▸ Data in this exercise:
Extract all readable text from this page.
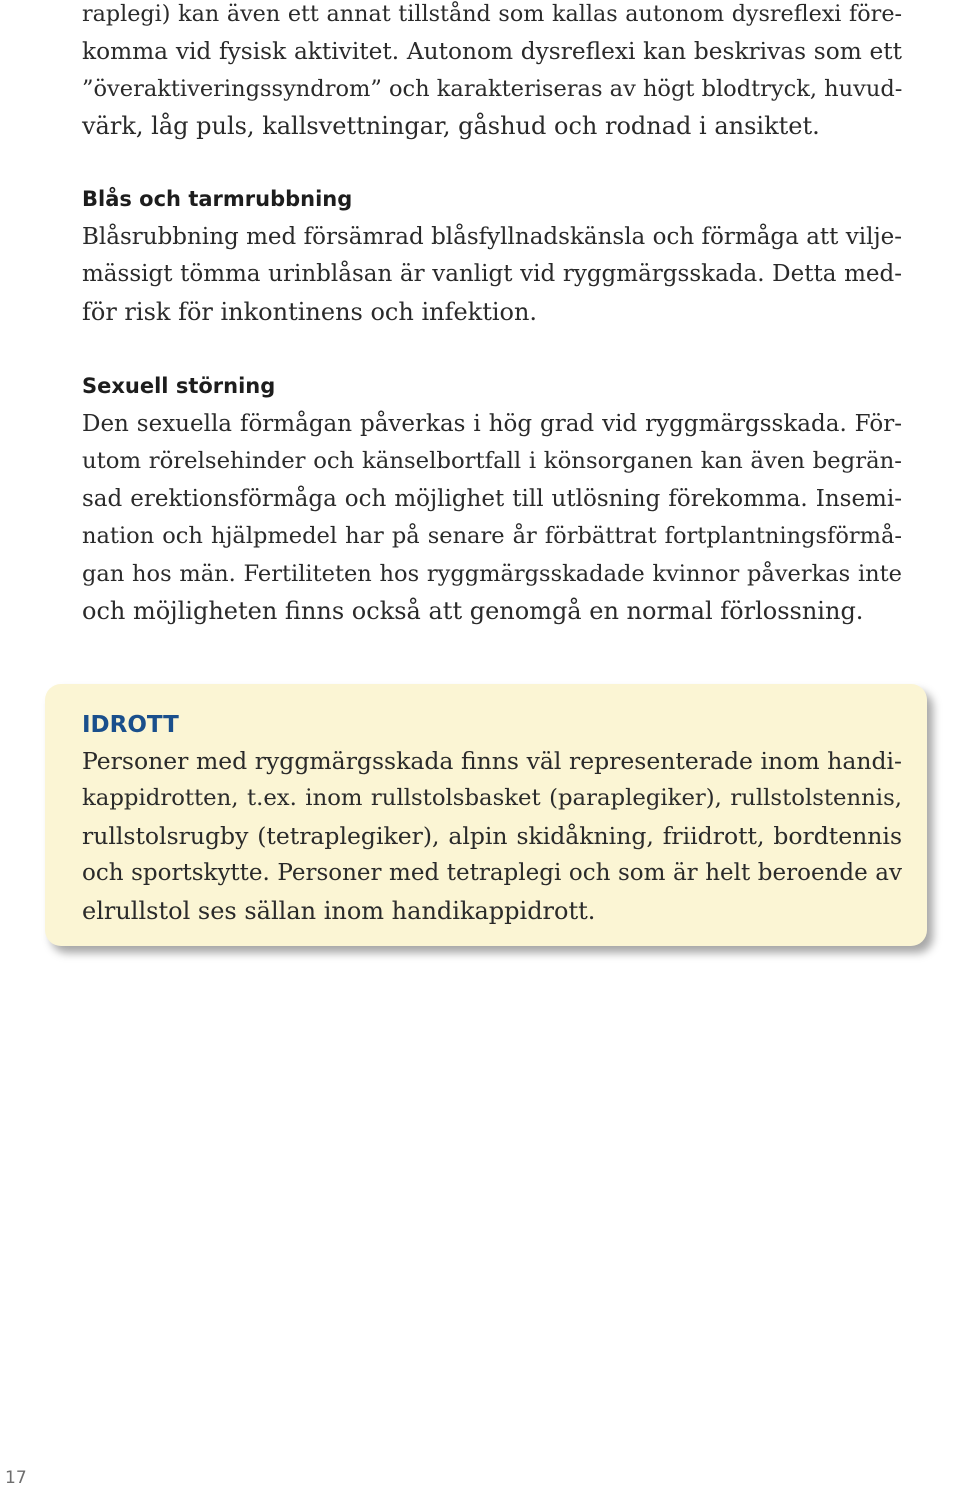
raplegi) kan även ett annat tillstånd som kallas autonom dysreflexi före-
komma vid fysisk aktivitet. Autonom dysreflexi kan beskrivas som ett
”överaktiveringssyndrom” och karakteriseras av högt blodtryck, huvud-
värk, låg puls, kallsvettningar, gåshud och rodnad i ansiktet.
Blås och tarmrubbning
Blåsrubbning med försämrad blåsfyllnadskänsla och förmåga att vilje-
mässigt tömma urinblåsan är vanligt vid ryggmärgsskada. Detta med-
för risk för inkontinens och infektion.
Sexuell störning
Den sexuella förmågan påverkas i hög grad vid ryggmärgsskada. För-
utom rörelsehinder och känselbortfall i könsorganen kan även begrän-
sad erektionsförmåga och möjlighet till utlösning förekomma. Insemi-
nation och hjälpmedel har på senare år förbättrat fortplantningsförmå-
gan hos män. Fertiliteten hos ryggmärgsskadade kvinnor påverkas inte
och möjligheten finns också att genomgå en normal förlossning.
IDROTT
Personer med ryggmärgsskada finns väl representerade inom handi-
kappidrotten, t.ex. inom rullstolsbasket (paraplegiker), rullstolstennis,
rullstolsrugby (tetraplegiker), alpin skidåkning, friidrott, bordtennis
och sportskytte. Personer med tetraplegi och som är helt beroende av
elrullstol ses sällan inom handikappidrott.
17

▸ Work request: From the records above, copy each line where the word "påverkas" can be found.

▸ Response to this exercise:
Den sexuella förmågan påverkas i hög grad vid ryggmärgsskada. För-
gan hos män. Fertiliteten hos ryggmärgsskadade kvinnor påverkas inte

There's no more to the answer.